● **Document passage**:
#####
Veuillez noter que certaines nouvelles de transport international ainsi que les nouvelles américaines sont disponibles en anglais seulement.
After two decades of consistent recommendations by Transport Canada, it appears that the Canadian Parliament has finally given up hope of implementing the Hamburg Rules as a new liability regime for the carriage of goods by water. Among the several amendments made by the omnibus Budget Implementation Act, 2023, No. 1 (S.C. 2023, c. 26) to the Marine Liability Act (S.C. 2001, c. 6) (the MLA), all mention of the Hamburg Rules has been removed from the MLA, effective as of June 22, 2023.
The Hamburg Rules, officially known as The United Nations Convention on the Carriage of Goods by Sea, 1978, were drafted by UNCITRAL in 1976 as a proposed replacement for the Hague Rules of 1924 and the Hague-Visby Rules of 1968. While Canada has not ratified any of these instruments, it has incorporated the Hague-Visby rules into its domestic law with certain changes, through the MLA.
The coming-into-force provision for the Hamburg Rules, s. 45 MLA, was repealed on January 1, 2021 by an amendment implementing s. 3 of the Statutes Repeal Act (S.C. 2008, c. 20), as the provision had not come into force for over 10 years. Pursuant to the reporting requirement in s. 44 MLA, Transport Canada had been reporting to Parliament every 5 years on the possibility of applying the Hamburg Rules and having s. 45 MLA come into force.
However, each TC report had recommended not to take any action to apply the Hamburg Rules, due to insufficient international adoption. The last TC report had been delivered in 2019, and it had followed all preceding reports in recommending that the Hamburg Rules not be adopted.
#####
(Data excerpts)
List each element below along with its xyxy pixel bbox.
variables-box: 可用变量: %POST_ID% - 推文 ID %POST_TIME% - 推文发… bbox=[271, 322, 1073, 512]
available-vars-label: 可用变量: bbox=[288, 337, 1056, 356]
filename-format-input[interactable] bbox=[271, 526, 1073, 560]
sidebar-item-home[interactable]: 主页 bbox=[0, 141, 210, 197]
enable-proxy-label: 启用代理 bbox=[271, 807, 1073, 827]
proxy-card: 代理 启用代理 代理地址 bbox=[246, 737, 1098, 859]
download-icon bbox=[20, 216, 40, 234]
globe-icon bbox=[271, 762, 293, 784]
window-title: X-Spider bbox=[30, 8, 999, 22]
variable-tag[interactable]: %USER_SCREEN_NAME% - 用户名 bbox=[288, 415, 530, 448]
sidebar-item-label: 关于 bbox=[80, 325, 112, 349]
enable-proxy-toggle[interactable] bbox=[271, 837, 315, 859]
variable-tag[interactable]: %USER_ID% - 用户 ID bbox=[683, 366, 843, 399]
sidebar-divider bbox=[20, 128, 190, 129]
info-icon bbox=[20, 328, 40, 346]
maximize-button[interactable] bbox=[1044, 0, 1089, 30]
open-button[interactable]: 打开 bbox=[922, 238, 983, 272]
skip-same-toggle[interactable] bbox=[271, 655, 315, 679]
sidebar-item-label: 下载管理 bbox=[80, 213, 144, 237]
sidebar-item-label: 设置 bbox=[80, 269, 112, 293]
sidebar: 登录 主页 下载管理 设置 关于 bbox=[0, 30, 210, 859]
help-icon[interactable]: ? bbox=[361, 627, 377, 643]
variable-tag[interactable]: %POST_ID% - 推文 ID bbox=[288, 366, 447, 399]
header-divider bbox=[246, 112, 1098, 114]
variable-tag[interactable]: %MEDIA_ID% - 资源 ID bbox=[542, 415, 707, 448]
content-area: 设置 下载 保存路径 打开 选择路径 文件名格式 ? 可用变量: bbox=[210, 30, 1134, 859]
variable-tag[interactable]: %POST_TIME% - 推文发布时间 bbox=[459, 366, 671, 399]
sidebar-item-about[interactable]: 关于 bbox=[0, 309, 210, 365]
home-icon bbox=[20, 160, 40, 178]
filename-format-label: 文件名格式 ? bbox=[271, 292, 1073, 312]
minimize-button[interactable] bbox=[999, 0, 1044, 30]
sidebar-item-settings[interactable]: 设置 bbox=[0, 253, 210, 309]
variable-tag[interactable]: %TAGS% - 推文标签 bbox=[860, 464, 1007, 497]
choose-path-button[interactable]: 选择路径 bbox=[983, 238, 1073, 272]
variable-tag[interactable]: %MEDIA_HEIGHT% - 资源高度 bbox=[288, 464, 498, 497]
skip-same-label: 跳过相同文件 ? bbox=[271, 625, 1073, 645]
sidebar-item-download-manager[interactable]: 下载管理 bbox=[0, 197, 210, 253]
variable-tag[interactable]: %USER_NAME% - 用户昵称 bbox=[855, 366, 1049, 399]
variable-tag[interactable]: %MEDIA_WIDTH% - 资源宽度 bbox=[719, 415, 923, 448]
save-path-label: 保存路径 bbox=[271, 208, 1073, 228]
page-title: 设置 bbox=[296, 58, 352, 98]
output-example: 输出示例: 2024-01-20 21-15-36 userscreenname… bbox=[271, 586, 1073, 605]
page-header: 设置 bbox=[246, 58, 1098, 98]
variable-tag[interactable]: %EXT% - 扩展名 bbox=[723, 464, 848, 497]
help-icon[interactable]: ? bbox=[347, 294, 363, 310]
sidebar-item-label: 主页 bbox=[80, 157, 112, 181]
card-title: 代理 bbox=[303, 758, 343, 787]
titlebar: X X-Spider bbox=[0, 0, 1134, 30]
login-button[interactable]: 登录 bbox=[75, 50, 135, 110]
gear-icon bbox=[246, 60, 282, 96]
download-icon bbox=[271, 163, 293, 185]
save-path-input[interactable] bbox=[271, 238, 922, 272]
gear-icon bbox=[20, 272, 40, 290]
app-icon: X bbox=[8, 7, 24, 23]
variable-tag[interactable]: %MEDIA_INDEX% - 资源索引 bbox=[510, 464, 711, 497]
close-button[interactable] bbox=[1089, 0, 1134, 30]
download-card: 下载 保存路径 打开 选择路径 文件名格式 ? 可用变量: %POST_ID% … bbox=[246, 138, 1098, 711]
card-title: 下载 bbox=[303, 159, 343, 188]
#####
● **Work order 1**:
Answer these questions from the passage on the Hamburg Rules:
(a) On what date did the removal of all mention of the Hamburg Rules from the MLA take effect?
(b) Which body drafted the Hamburg Rules, and in what year?
(c) How often did Transport Canada report to Parliament under s. 44 MLA?
● **Work order 2**: Repeat the part of the Hamburg Rules passage that begins at the words "After two decades" and stops after "June 22, 2023.".

● **Your response 1**:
(a) June 22, 2023
(b) UNCITRAL, in 1976
(c) Every 5 years

● **Your response 2**:
After two decades of consistent recommendations by Transport Canada, it appears that the Canadian Parliament has finally given up hope of implementing the Hamburg Rules as a new liability regime for the carriage of goods by water. Among the several amendments made by the omnibus Budget Implementation Act, 2023, No. 1 (S.C. 2023, c. 26) to the Marine Liability Act (S.C. 2001, c. 6) (the MLA), all mention of the Hamburg Rules has been removed from the MLA, effective as of June 22, 2023.